Goal of the exercise:
Copy out all lines that carry the word "https".

::::::

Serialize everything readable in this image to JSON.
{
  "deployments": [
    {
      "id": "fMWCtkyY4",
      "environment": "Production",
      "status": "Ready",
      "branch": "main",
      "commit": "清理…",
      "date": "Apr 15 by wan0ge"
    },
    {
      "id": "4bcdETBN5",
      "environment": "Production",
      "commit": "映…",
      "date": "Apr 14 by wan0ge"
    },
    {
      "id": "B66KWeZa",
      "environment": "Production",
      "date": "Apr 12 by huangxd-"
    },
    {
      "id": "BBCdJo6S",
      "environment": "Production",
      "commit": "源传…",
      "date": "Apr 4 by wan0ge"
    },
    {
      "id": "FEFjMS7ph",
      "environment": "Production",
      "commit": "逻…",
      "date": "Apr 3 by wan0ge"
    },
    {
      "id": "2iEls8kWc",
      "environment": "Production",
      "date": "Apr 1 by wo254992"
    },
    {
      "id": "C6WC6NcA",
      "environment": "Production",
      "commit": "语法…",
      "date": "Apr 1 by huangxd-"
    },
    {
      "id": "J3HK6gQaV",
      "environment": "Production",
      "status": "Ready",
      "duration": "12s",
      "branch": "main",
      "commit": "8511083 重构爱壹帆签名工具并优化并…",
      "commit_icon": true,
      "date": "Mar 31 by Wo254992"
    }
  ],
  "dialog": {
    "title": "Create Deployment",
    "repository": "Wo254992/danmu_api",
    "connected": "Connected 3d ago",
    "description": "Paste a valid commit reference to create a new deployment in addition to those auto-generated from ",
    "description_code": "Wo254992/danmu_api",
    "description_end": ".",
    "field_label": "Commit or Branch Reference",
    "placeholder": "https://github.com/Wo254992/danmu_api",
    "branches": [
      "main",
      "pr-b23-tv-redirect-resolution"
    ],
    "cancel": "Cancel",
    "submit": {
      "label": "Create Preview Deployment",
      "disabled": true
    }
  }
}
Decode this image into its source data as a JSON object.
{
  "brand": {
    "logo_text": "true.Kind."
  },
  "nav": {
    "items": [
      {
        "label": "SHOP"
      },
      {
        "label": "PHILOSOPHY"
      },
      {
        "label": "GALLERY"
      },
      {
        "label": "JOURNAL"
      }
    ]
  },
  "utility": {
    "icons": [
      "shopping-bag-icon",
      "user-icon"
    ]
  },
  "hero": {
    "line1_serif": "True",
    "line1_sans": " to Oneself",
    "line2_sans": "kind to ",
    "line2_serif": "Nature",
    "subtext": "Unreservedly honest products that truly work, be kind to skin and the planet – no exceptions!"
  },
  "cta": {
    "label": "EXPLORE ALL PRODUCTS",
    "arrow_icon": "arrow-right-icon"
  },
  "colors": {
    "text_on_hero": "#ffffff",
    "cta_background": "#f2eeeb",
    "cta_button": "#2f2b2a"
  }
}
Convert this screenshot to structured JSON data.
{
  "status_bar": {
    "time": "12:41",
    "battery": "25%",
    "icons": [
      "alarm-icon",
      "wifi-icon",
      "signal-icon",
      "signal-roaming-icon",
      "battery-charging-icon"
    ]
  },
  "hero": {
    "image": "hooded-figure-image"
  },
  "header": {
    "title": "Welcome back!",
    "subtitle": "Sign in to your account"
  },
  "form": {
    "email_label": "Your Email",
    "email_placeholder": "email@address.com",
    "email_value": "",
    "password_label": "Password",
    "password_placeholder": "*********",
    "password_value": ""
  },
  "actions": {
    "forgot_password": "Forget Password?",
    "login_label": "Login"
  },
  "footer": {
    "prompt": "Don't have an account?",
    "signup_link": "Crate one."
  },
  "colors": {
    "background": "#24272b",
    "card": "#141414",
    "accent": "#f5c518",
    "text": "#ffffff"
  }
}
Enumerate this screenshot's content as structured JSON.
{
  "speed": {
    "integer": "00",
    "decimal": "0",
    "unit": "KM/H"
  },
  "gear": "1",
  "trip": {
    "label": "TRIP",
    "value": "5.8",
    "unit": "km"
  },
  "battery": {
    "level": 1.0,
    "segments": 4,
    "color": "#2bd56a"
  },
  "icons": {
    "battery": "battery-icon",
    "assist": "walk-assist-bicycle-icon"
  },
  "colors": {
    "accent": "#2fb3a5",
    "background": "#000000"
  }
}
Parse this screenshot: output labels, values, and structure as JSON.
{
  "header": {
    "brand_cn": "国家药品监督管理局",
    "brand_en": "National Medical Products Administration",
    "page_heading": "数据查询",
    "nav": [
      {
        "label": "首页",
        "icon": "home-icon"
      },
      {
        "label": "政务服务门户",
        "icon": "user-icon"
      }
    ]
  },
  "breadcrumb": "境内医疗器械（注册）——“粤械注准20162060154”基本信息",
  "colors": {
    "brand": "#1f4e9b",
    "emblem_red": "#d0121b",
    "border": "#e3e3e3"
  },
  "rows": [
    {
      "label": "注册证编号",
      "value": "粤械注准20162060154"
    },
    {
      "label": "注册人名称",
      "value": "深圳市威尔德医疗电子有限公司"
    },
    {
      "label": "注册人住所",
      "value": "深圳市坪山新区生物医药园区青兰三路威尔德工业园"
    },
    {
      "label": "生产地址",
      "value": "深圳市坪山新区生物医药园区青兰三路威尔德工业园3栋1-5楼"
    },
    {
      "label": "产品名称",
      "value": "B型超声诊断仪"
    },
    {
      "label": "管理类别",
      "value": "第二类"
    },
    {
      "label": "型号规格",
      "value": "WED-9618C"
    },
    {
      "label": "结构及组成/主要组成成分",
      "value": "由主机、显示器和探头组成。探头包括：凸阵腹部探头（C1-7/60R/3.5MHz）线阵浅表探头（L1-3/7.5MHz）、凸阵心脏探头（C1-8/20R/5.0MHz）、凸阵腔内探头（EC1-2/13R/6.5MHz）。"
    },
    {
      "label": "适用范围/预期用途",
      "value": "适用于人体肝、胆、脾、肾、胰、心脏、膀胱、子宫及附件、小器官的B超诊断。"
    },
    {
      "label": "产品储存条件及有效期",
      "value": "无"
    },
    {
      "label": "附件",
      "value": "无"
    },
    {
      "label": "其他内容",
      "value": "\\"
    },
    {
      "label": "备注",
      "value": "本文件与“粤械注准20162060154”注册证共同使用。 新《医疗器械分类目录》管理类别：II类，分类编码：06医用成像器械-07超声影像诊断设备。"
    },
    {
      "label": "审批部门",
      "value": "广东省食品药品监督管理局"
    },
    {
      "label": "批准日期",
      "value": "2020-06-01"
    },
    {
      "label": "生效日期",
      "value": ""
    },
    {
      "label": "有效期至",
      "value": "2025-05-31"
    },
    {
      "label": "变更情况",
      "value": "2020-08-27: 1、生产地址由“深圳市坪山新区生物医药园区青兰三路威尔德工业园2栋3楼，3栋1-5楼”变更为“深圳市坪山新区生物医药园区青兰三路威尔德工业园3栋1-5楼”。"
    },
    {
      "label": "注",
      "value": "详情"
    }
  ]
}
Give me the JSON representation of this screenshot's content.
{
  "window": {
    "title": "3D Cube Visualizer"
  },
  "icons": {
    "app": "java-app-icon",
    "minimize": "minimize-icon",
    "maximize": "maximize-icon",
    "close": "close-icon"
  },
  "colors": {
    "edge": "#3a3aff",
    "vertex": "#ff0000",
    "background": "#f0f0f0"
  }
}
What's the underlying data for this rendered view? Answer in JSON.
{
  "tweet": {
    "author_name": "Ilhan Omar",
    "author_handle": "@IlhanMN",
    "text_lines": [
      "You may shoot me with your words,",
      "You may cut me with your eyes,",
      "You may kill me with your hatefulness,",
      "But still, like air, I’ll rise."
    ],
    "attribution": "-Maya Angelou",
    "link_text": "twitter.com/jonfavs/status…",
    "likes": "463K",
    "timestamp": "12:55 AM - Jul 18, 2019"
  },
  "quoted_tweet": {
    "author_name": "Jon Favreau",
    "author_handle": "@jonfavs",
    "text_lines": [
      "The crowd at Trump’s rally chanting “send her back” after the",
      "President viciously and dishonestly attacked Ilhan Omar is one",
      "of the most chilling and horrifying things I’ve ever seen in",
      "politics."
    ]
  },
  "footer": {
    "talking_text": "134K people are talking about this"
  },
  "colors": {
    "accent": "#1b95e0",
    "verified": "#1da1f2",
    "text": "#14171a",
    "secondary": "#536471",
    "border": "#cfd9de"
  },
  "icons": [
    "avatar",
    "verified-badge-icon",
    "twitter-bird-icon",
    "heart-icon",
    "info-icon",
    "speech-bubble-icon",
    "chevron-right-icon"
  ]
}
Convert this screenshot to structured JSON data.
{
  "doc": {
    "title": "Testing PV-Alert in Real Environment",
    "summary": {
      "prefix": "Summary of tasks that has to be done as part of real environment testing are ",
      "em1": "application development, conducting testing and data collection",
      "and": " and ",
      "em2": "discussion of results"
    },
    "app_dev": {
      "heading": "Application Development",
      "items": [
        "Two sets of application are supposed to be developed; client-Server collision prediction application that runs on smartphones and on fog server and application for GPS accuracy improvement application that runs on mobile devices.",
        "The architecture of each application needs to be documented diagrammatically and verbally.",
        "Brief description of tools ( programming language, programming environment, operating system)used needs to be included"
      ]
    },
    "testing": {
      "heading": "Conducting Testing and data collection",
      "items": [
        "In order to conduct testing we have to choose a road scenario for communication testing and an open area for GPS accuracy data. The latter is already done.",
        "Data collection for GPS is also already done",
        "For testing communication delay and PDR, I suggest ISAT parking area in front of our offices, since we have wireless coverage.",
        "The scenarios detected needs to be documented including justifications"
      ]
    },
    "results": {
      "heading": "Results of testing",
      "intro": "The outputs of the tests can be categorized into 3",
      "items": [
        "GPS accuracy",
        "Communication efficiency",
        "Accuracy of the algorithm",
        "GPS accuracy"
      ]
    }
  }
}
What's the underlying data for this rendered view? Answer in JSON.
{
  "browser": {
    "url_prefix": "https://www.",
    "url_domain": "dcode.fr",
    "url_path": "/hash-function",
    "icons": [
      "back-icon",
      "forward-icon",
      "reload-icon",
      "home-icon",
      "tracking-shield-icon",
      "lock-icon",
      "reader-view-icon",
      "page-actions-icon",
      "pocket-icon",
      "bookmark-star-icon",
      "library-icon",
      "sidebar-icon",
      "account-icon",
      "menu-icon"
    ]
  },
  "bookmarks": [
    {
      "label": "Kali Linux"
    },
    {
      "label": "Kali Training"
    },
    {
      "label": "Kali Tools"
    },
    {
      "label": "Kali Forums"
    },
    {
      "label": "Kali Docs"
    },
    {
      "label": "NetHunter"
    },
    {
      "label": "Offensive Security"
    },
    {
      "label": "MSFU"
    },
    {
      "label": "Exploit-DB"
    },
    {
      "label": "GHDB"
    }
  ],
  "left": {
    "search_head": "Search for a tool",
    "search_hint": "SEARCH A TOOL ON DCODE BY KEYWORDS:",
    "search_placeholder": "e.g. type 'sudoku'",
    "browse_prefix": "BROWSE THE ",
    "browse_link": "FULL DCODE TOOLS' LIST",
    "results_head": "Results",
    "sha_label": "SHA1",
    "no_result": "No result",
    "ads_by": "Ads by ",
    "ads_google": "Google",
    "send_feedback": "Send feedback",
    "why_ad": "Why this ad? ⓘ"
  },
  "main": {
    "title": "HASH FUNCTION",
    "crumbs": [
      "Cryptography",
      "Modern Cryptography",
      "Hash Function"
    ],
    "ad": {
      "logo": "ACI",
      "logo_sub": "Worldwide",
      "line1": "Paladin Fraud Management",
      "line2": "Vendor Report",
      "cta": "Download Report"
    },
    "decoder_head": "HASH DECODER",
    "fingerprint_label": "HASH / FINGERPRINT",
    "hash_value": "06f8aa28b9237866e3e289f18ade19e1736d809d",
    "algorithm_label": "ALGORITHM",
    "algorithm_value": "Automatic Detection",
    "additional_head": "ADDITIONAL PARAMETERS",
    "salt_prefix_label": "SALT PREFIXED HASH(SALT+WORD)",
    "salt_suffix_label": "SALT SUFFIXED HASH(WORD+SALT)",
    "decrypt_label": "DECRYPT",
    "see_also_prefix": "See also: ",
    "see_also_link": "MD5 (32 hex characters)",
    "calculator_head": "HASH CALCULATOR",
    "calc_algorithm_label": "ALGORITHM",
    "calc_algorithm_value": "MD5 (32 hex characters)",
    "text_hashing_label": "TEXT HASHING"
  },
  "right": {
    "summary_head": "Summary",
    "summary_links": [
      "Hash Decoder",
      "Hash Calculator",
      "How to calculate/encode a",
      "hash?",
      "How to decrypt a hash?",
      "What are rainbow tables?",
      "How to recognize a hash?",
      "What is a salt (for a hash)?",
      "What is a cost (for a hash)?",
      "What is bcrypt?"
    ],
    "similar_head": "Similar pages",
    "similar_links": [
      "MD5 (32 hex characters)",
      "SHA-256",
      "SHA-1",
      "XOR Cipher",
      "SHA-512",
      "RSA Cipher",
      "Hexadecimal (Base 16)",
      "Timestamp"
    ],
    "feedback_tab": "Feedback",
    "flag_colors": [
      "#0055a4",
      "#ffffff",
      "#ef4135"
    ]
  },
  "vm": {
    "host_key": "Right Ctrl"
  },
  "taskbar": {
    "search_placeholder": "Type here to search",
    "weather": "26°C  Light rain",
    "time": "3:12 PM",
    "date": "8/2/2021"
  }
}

::::::

Reply:
    "placeholder": "https://github.com/Wo254992/danmu_api",
    "url_prefix": "https://www.",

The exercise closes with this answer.